INPUT DATA:
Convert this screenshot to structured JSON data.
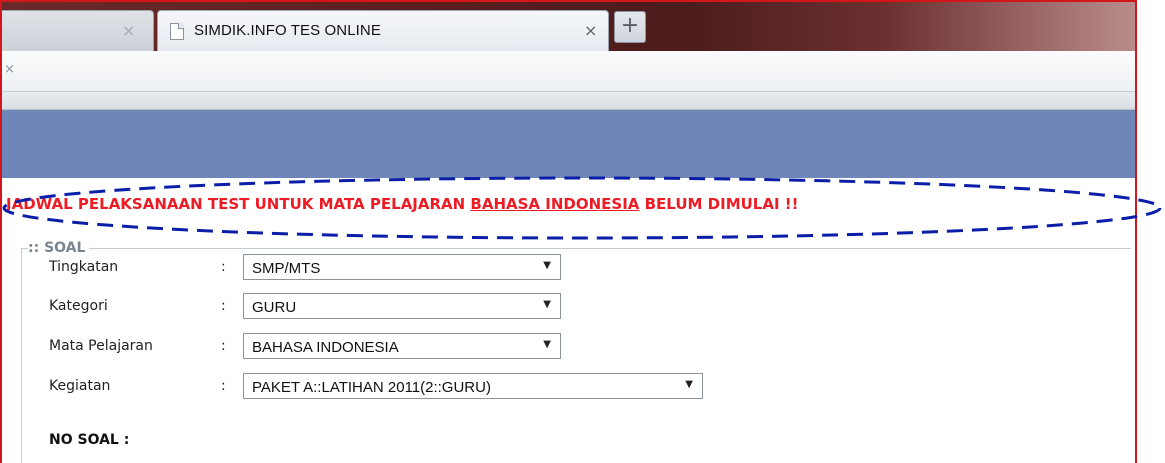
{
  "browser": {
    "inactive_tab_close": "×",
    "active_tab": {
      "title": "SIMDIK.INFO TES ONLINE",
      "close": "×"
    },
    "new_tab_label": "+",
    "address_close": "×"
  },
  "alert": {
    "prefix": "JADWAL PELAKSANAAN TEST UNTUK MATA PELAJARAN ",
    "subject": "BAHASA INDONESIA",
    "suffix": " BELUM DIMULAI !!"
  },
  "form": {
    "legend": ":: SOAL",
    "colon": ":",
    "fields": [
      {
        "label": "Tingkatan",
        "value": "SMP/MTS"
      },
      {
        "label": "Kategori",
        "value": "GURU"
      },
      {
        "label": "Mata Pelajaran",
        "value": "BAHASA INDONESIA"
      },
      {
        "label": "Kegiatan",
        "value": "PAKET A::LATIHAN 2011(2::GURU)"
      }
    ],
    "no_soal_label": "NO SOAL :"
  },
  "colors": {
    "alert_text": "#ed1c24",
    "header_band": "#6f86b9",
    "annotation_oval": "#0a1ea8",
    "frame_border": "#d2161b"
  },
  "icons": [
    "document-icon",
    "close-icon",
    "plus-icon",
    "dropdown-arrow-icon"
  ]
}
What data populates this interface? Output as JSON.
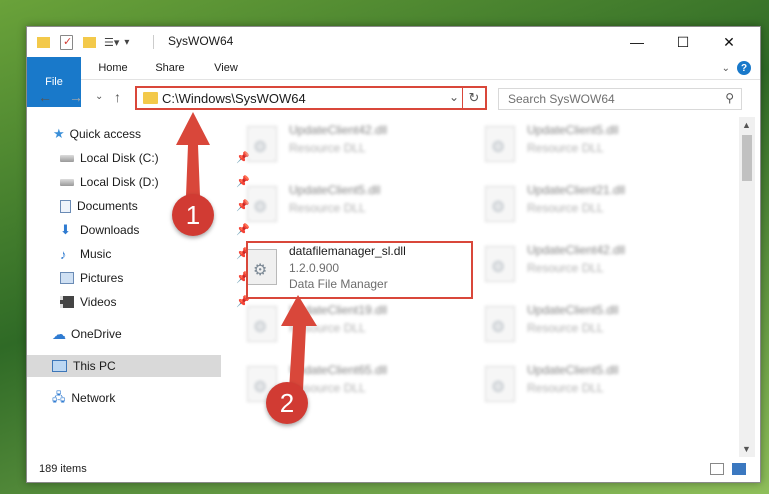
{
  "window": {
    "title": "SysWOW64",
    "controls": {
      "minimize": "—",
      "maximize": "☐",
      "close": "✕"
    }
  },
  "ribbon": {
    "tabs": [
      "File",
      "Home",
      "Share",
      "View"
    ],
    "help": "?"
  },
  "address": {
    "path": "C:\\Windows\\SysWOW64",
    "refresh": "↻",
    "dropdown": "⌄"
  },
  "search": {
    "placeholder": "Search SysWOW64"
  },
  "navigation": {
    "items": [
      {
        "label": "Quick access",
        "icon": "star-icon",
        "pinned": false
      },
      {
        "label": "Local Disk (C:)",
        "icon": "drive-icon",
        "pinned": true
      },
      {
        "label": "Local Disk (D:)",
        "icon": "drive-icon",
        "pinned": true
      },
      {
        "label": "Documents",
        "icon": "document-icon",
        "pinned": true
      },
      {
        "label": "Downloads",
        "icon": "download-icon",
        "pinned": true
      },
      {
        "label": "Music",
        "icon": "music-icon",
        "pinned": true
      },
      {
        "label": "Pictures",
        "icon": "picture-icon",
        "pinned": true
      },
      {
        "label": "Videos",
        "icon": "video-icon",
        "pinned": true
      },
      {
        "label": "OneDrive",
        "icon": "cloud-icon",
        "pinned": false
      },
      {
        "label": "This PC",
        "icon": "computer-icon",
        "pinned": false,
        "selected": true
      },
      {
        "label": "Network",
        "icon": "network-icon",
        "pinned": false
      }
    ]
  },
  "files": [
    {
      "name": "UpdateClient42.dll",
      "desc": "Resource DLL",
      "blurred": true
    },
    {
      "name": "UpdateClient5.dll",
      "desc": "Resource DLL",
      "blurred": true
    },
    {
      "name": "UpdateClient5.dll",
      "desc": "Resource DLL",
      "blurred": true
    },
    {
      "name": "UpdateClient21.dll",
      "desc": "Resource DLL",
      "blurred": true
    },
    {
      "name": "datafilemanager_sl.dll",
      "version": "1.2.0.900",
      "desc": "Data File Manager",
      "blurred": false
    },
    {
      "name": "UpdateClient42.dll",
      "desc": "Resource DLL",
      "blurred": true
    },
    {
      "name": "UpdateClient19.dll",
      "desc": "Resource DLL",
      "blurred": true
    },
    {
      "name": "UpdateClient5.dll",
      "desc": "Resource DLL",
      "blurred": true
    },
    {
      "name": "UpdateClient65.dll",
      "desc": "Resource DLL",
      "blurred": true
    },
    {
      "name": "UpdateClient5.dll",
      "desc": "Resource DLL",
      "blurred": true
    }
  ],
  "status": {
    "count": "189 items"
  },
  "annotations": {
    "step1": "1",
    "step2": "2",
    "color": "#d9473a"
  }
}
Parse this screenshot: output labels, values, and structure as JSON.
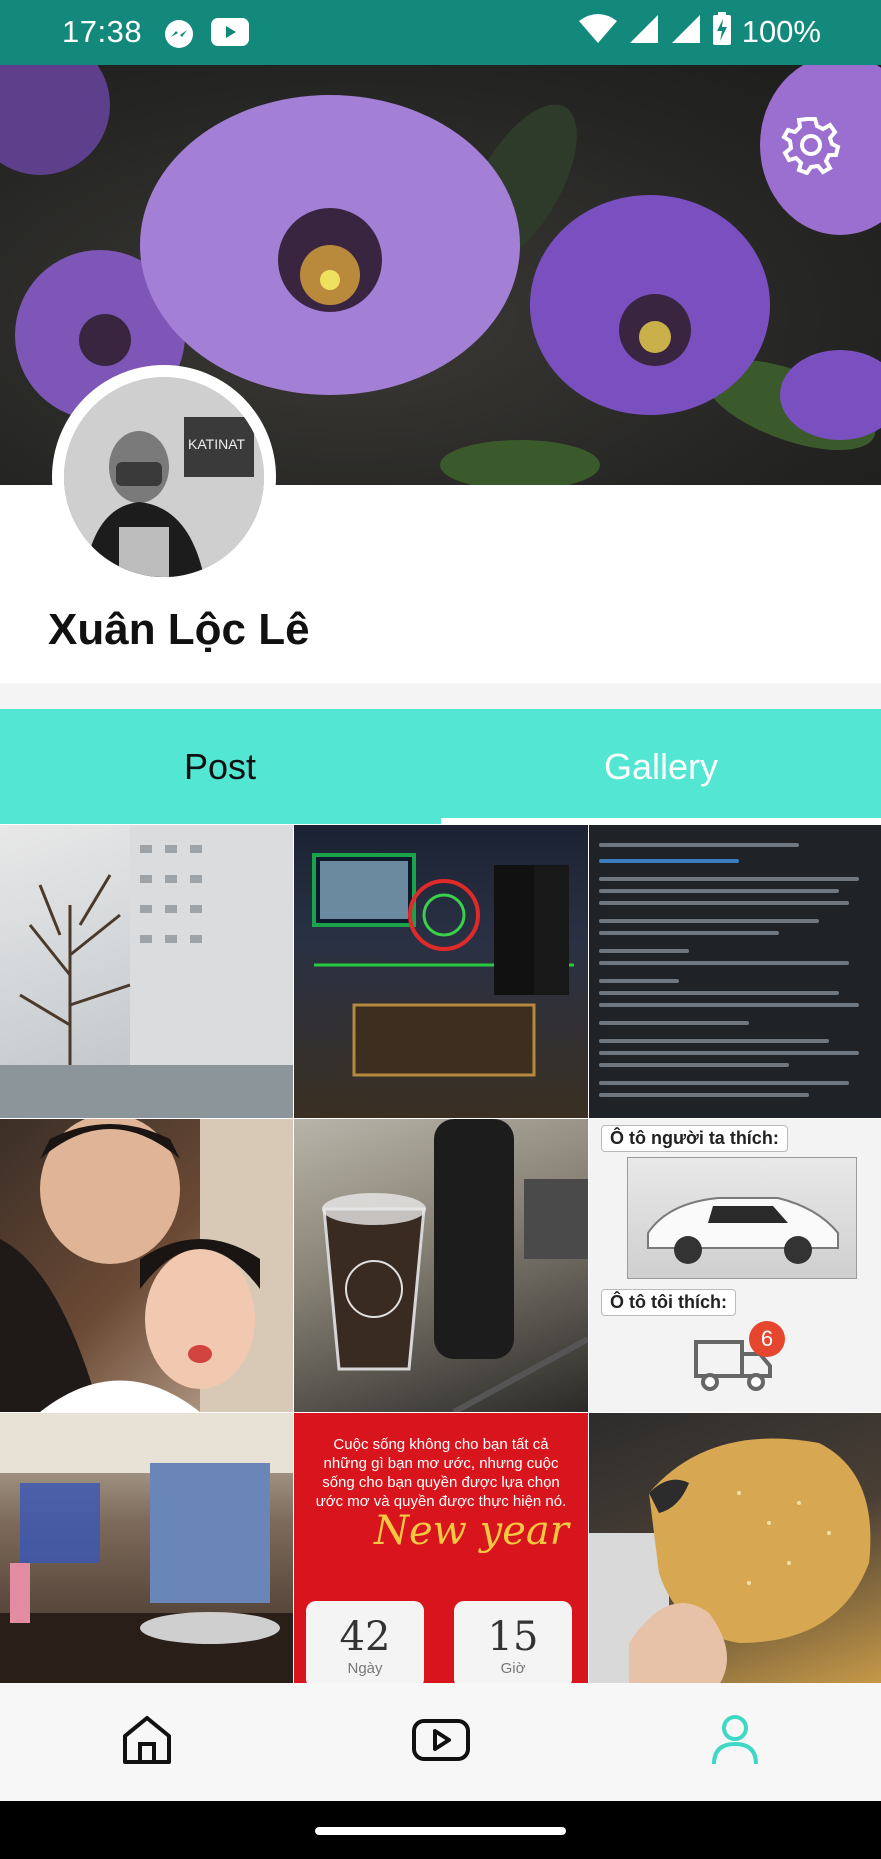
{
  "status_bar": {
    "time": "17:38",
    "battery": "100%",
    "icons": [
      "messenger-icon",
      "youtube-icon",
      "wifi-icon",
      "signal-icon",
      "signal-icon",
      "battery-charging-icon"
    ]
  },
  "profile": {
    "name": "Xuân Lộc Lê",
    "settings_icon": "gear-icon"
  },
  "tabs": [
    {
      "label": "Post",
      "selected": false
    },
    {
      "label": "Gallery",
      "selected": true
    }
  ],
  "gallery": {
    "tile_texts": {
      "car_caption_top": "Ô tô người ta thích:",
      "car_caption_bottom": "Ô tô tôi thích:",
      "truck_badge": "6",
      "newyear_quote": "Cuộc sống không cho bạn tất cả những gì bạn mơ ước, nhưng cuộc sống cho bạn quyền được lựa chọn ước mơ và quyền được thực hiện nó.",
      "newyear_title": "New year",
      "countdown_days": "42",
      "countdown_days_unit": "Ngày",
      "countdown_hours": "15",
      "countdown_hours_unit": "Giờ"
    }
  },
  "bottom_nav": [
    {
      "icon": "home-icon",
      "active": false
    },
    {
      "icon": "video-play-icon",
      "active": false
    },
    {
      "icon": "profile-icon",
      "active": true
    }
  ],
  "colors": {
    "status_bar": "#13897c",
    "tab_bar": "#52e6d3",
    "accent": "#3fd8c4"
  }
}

WHAT THE TASK ASKS:
Print the complete listing exactly, apart from any pictures.

ANSWER:
Convert this screenshot to structured JSON data.
{
  "browser": {
    "inactive_tab_close": "×",
    "active_tab": {
      "title": "SIMDIK.INFO TES ONLINE",
      "close": "×"
    },
    "new_tab_label": "+",
    "address_close": "×"
  },
  "alert": {
    "prefix": "JADWAL PELAKSANAAN TEST UNTUK MATA PELAJARAN ",
    "subject": "BAHASA INDONESIA",
    "suffix": " BELUM DIMULAI !!"
  },
  "form": {
    "legend": ":: SOAL",
    "colon": ":",
    "fields": [
      {
        "label": "Tingkatan",
        "value": "SMP/MTS"
      },
      {
        "label": "Kategori",
        "value": "GURU"
      },
      {
        "label": "Mata Pelajaran",
        "value": "BAHASA INDONESIA"
      },
      {
        "label": "Kegiatan",
        "value": "PAKET A::LATIHAN 2011(2::GURU)"
      }
    ],
    "no_soal_label": "NO SOAL :"
  },
  "colors": {
    "alert_text": "#ed1c24",
    "header_band": "#6f86b9",
    "annotation_oval": "#0a1ea8",
    "frame_border": "#d2161b"
  },
  "icons": [
    "document-icon",
    "close-icon",
    "plus-icon",
    "dropdown-arrow-icon"
  ]
}
What data populates this interface? Output as JSON.
{
  "window": {
    "title": "SysWOW64",
    "controls": {
      "minimize": "—",
      "maximize": "☐",
      "close": "✕"
    }
  },
  "ribbon": {
    "tabs": [
      "File",
      "Home",
      "Share",
      "View"
    ],
    "help": "?"
  },
  "address": {
    "path": "C:\\Windows\\SysWOW64",
    "refresh": "↻",
    "dropdown": "⌄"
  },
  "search": {
    "placeholder": "Search SysWOW64"
  },
  "navigation": {
    "items": [
      {
        "label": "Quick access",
        "icon": "star-icon",
        "pinned": false
      },
      {
        "label": "Local Disk (C:)",
        "icon": "drive-icon",
        "pinned": true
      },
      {
        "label": "Local Disk (D:)",
        "icon": "drive-icon",
        "pinned": true
      },
      {
        "label": "Documents",
        "icon": "document-icon",
        "pinned": true
      },
      {
        "label": "Downloads",
        "icon": "download-icon",
        "pinned": true
      },
      {
        "label": "Music",
        "icon": "music-icon",
        "pinned": true
      },
      {
        "label": "Pictures",
        "icon": "picture-icon",
        "pinned": true
      },
      {
        "label": "Videos",
        "icon": "video-icon",
        "pinned": true
      },
      {
        "label": "OneDrive",
        "icon": "cloud-icon",
        "pinned": false
      },
      {
        "label": "This PC",
        "icon": "computer-icon",
        "pinned": false,
        "selected": true
      },
      {
        "label": "Network",
        "icon": "network-icon",
        "pinned": false
      }
    ]
  },
  "files": [
    {
      "name": "UpdateClient42.dll",
      "desc": "Resource DLL",
      "blurred": true
    },
    {
      "name": "UpdateClient5.dll",
      "desc": "Resource DLL",
      "blurred": true
    },
    {
      "name": "UpdateClient5.dll",
      "desc": "Resource DLL",
      "blurred": true
    },
    {
      "name": "UpdateClient21.dll",
      "desc": "Resource DLL",
      "blurred": true
    },
    {
      "name": "datafilemanager_sl.dll",
      "version": "1.2.0.900",
      "desc": "Data File Manager",
      "blurred": false
    },
    {
      "name": "UpdateClient42.dll",
      "desc": "Resource DLL",
      "blurred": true
    },
    {
      "name": "UpdateClient19.dll",
      "desc": "Resource DLL",
      "blurred": true
    },
    {
      "name": "UpdateClient5.dll",
      "desc": "Resource DLL",
      "blurred": true
    },
    {
      "name": "UpdateClient65.dll",
      "desc": "Resource DLL",
      "blurred": true
    },
    {
      "name": "UpdateClient5.dll",
      "desc": "Resource DLL",
      "blurred": true
    }
  ],
  "status": {
    "count": "189 items"
  },
  "annotations": {
    "step1": "1",
    "step2": "2",
    "color": "#d9473a"
  }
}
Parse this screenshot: output labels, values, and structure as JSON.
{
  "status_bar": {
    "time": "17:38",
    "battery": "100%",
    "icons": [
      "messenger-icon",
      "youtube-icon",
      "wifi-icon",
      "signal-icon",
      "signal-icon",
      "battery-charging-icon"
    ]
  },
  "profile": {
    "name": "Xuân Lộc Lê",
    "settings_icon": "gear-icon"
  },
  "tabs": [
    {
      "label": "Post",
      "selected": false
    },
    {
      "label": "Gallery",
      "selected": true
    }
  ],
  "gallery": {
    "tile_texts": {
      "car_caption_top": "Ô tô người ta thích:",
      "car_caption_bottom": "Ô tô tôi thích:",
      "truck_badge": "6",
      "newyear_quote": "Cuộc sống không cho bạn tất cả những gì bạn mơ ước, nhưng cuộc sống cho bạn quyền được lựa chọn ước mơ và quyền được thực hiện nó.",
      "newyear_title": "New year",
      "countdown_days": "42",
      "countdown_days_unit": "Ngày",
      "countdown_hours": "15",
      "countdown_hours_unit": "Giờ"
    }
  },
  "bottom_nav": [
    {
      "icon": "home-icon",
      "active": false
    },
    {
      "icon": "video-play-icon",
      "active": false
    },
    {
      "icon": "profile-icon",
      "active": true
    }
  ],
  "colors": {
    "status_bar": "#13897c",
    "tab_bar": "#52e6d3",
    "accent": "#3fd8c4"
  }
}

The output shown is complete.